─── DATA PROVIDED ───

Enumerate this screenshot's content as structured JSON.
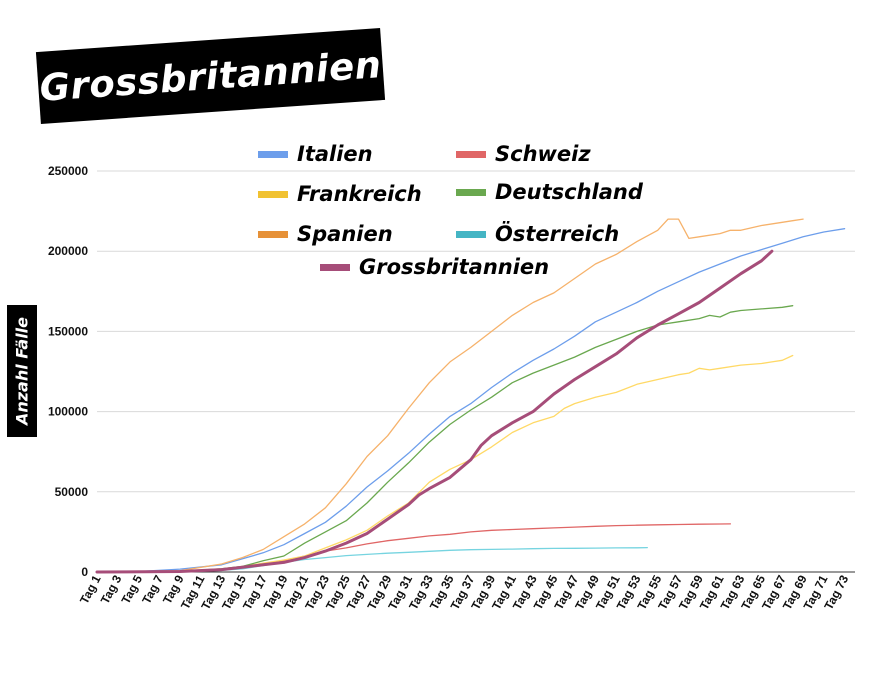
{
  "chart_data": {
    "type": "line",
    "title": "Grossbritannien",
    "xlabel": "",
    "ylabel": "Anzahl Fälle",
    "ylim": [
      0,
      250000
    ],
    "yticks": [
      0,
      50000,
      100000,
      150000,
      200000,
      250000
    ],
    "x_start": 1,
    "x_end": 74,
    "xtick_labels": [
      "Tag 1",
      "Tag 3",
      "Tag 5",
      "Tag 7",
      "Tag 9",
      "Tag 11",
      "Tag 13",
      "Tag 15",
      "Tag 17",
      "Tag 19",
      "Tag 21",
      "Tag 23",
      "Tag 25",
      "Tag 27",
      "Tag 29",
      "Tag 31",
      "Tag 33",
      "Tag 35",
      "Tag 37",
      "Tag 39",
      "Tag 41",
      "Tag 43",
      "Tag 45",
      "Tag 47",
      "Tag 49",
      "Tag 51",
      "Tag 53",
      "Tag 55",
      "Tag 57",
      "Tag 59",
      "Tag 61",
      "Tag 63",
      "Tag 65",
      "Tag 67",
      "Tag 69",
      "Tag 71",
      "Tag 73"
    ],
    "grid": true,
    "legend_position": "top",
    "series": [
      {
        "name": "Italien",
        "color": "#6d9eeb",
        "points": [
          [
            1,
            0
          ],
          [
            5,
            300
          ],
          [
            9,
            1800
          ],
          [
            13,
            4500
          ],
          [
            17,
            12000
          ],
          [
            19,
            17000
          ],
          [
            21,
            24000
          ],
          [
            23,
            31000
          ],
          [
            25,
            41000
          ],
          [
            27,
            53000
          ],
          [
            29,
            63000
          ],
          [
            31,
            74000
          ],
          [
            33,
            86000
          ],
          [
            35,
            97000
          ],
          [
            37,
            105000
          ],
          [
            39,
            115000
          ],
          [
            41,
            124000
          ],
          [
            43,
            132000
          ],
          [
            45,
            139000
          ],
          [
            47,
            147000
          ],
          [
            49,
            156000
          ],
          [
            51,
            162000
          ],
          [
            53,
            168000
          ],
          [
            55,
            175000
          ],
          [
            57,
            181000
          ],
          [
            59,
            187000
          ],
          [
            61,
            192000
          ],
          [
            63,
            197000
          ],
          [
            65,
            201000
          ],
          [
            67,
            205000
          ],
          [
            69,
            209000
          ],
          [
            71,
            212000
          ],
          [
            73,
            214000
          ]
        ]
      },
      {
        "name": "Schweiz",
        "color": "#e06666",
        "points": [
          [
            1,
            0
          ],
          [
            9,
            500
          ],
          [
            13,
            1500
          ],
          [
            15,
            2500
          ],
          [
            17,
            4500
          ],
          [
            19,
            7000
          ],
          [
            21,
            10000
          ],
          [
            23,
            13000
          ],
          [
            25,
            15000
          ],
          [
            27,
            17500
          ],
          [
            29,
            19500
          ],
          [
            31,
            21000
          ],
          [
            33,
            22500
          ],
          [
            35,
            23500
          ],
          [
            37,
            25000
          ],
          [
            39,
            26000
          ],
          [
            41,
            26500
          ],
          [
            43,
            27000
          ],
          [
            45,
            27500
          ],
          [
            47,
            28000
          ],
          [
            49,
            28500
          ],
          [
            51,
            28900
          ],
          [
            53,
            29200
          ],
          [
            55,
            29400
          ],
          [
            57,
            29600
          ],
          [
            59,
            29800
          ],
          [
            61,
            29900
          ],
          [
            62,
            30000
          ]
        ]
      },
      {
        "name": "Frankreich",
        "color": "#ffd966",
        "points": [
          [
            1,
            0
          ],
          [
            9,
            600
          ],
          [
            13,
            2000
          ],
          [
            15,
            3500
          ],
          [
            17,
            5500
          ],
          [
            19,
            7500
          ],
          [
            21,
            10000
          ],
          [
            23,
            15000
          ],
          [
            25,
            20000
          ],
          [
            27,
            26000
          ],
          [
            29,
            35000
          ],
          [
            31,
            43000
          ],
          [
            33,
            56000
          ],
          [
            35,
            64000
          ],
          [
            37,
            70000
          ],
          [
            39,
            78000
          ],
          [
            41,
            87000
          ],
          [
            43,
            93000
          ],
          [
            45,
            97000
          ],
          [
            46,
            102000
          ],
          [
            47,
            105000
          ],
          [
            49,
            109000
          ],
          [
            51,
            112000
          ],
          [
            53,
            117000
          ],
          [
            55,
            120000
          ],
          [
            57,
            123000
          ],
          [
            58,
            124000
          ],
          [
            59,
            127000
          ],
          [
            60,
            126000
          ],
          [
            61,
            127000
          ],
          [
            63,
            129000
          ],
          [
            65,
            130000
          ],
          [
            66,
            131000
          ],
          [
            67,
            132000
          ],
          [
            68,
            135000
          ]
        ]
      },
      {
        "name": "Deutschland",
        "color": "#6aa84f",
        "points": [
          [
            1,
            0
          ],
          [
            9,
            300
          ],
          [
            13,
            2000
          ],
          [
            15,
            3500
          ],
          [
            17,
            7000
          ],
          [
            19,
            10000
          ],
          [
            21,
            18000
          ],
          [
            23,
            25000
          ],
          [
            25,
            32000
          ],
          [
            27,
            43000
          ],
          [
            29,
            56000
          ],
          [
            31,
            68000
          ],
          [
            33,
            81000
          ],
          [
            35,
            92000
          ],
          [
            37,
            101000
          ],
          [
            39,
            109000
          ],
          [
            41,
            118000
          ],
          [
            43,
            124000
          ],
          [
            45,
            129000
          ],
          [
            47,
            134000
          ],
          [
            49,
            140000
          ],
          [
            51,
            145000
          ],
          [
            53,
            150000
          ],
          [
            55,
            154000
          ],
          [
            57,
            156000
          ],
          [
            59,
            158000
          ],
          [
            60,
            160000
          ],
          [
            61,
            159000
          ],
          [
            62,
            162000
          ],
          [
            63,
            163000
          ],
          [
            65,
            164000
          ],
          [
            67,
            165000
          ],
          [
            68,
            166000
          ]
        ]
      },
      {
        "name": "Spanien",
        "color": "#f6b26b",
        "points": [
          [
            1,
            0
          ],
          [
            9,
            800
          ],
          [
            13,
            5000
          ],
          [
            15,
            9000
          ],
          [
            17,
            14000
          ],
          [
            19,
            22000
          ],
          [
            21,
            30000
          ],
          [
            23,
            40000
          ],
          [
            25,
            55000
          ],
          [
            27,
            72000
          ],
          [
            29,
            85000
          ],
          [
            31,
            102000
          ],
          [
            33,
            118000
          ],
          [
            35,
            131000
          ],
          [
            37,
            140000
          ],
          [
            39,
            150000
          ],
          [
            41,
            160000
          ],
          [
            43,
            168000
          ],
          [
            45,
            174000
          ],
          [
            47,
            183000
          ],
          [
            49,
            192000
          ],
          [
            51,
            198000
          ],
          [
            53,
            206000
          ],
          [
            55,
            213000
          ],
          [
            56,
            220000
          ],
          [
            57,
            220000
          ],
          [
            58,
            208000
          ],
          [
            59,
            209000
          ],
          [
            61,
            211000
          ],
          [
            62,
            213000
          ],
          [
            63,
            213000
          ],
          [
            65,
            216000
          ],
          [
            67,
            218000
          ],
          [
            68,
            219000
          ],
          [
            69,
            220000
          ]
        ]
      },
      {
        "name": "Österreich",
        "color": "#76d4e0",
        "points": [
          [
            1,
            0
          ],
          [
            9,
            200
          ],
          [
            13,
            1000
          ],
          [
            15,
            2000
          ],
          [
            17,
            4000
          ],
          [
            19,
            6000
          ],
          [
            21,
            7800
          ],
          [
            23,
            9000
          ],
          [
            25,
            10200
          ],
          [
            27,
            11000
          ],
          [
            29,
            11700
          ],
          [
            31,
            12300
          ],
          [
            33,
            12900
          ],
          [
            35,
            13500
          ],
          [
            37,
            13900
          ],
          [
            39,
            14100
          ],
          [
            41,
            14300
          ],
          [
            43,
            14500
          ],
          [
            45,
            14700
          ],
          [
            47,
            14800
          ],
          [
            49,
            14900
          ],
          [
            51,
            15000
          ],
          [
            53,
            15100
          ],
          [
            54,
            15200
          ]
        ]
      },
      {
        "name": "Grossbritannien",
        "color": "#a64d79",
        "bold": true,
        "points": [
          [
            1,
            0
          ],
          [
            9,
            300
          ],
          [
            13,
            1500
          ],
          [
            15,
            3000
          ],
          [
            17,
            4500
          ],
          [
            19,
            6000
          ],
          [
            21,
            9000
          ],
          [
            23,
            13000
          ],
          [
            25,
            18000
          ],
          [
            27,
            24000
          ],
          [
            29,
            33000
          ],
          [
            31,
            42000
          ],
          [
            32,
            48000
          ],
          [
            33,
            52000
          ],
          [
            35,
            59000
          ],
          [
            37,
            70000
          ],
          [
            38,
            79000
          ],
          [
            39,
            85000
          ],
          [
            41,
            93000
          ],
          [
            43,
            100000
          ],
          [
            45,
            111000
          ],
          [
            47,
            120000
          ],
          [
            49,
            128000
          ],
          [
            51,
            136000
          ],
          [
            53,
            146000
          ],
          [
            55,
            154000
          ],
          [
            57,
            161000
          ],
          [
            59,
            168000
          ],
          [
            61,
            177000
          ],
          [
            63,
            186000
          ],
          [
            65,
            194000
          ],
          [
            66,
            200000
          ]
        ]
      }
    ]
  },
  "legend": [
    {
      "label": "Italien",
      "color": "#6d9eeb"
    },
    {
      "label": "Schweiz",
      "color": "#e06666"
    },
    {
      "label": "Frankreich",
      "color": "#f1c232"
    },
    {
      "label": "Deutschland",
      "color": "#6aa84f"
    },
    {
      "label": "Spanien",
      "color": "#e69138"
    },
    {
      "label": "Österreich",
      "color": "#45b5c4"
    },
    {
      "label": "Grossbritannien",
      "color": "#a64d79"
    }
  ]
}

───
─── DATA PROVIDED ───

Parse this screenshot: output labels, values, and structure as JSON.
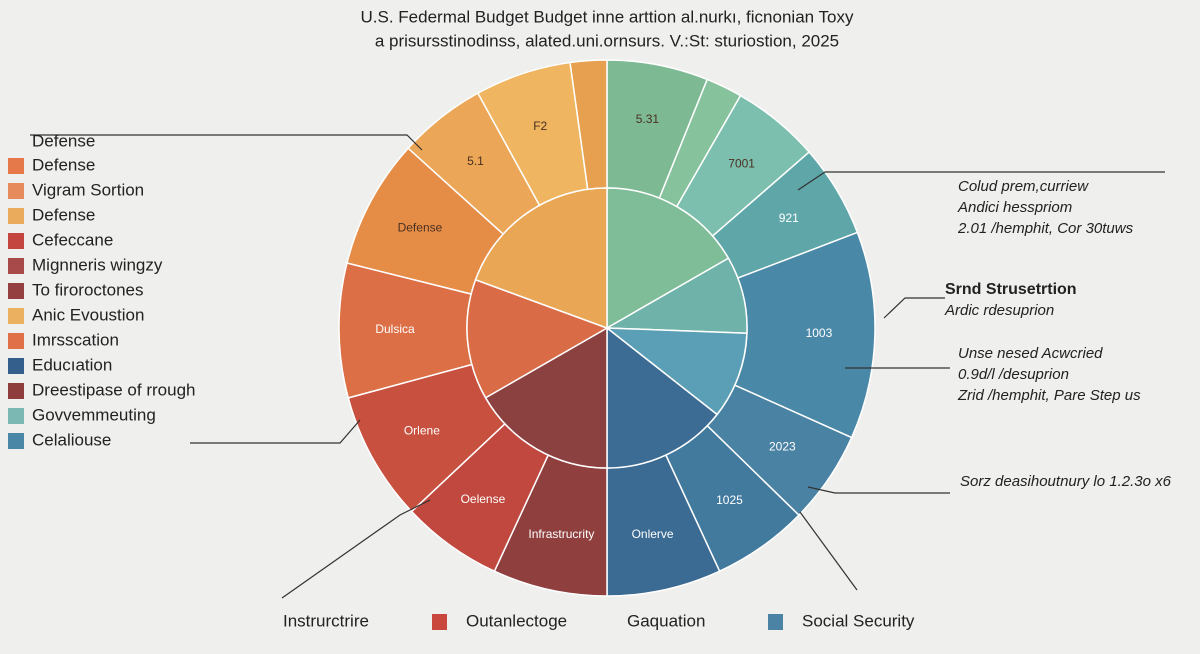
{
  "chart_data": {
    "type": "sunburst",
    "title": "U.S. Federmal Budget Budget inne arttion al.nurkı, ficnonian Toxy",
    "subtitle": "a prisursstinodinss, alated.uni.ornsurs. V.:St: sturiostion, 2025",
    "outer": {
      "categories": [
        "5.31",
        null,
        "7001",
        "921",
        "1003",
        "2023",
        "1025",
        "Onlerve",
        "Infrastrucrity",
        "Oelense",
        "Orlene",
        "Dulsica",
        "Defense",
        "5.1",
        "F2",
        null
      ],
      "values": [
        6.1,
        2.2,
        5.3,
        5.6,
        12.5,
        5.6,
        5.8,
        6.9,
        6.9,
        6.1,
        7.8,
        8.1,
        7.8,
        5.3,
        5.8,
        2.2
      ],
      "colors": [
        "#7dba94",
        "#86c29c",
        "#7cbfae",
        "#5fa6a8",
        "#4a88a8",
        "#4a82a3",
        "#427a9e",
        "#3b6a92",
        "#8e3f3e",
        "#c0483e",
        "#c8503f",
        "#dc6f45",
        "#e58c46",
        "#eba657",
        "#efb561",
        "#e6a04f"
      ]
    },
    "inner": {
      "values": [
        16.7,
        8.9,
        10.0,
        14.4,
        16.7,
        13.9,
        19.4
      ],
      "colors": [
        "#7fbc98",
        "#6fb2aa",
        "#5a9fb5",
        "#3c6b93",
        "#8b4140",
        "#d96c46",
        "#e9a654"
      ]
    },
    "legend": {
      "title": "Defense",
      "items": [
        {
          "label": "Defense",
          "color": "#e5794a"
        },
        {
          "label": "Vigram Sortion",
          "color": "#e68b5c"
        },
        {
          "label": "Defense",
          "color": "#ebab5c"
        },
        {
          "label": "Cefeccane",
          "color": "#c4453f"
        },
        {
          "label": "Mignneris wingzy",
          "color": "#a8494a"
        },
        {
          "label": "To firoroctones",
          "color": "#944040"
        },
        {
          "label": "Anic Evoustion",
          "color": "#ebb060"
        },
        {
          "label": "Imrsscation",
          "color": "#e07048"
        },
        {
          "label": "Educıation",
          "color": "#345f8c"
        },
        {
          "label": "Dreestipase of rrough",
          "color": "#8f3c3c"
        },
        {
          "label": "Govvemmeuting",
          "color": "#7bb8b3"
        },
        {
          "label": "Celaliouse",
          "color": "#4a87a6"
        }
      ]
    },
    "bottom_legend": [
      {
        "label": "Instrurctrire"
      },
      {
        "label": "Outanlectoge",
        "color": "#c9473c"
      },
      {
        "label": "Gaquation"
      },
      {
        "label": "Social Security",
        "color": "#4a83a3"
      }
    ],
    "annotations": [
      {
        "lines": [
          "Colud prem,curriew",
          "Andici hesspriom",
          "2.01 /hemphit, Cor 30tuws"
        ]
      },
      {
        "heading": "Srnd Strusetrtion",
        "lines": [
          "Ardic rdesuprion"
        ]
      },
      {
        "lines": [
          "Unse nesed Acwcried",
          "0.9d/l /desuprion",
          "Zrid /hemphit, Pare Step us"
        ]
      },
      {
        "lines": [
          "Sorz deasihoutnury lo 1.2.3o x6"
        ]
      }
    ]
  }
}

───

◆ **TASK INSTRUCTIONS**: Find each line holding "screenshot". Copy it out.

◆ **FULL SOLUTION**:
Enumerate this screenshot's content as structured JSON.
Parse this screenshot: output labels, values, and structure as JSON.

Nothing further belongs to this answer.